- **What you will do**
Start at the line that contains "Serialize everything readable" in the listing below and extract every line through the last, exactly; leave pictures out.

- **Data section**
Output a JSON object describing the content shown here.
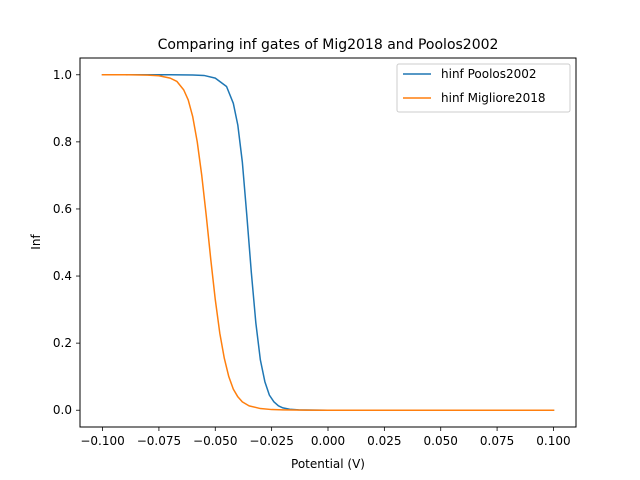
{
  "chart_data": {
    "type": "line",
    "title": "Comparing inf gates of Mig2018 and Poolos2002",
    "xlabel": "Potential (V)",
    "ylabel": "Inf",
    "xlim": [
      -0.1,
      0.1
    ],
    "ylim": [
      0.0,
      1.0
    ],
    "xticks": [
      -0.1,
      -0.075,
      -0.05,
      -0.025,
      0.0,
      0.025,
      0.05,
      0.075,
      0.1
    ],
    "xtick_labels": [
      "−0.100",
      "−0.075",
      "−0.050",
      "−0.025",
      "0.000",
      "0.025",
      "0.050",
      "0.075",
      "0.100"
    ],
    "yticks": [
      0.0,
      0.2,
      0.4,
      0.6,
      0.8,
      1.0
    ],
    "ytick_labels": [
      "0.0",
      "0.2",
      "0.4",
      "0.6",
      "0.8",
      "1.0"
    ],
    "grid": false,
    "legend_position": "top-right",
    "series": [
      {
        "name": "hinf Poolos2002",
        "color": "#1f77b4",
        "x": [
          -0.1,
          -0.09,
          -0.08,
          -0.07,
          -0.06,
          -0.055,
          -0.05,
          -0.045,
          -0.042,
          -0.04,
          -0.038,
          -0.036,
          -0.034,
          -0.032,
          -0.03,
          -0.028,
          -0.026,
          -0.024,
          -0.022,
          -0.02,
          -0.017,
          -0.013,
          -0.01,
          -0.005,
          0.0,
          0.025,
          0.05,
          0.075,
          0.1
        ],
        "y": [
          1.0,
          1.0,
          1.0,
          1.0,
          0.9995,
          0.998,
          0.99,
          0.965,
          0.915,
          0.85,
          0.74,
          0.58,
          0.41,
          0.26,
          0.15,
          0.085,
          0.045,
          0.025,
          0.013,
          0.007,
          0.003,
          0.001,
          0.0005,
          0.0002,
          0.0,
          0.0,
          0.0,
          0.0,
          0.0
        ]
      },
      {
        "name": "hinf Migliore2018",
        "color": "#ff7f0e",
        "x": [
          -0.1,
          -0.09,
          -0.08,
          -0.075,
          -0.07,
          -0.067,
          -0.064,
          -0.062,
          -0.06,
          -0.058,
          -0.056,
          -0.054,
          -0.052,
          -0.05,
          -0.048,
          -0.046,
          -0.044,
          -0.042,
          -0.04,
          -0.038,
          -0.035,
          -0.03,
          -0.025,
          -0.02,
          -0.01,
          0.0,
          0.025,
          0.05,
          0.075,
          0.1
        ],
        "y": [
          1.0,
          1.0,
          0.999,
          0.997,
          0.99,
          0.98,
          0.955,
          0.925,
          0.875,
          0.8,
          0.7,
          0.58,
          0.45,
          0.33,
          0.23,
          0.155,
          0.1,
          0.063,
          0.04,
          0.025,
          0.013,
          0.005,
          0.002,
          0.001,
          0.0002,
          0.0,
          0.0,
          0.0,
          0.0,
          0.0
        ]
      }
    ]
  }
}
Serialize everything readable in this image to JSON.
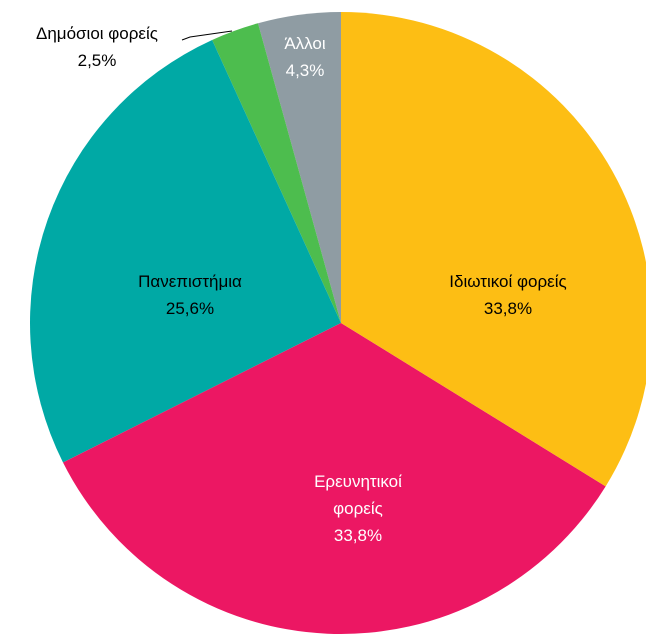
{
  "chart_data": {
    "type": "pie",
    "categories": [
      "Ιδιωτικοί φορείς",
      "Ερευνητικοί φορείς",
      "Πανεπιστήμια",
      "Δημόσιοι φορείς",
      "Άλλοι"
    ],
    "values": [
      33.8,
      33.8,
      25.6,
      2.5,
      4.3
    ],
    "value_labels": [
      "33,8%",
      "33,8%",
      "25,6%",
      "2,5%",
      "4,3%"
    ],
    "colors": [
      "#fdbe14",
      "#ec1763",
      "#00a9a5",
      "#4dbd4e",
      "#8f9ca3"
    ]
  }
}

- **Solved exercise**
Serialize everything readable in this image to JSON.
{
  "chart_data": {
    "type": "pie",
    "categories": [
      "Ιδιωτικοί φορείς",
      "Ερευνητικοί φορείς",
      "Πανεπιστήμια",
      "Δημόσιοι φορείς",
      "Άλλοι"
    ],
    "values": [
      33.8,
      33.8,
      25.6,
      2.5,
      4.3
    ],
    "value_labels": [
      "33,8%",
      "33,8%",
      "25,6%",
      "2,5%",
      "4,3%"
    ],
    "colors": [
      "#fdbe14",
      "#ec1763",
      "#00a9a5",
      "#4dbd4e",
      "#8f9ca3"
    ]
  }
}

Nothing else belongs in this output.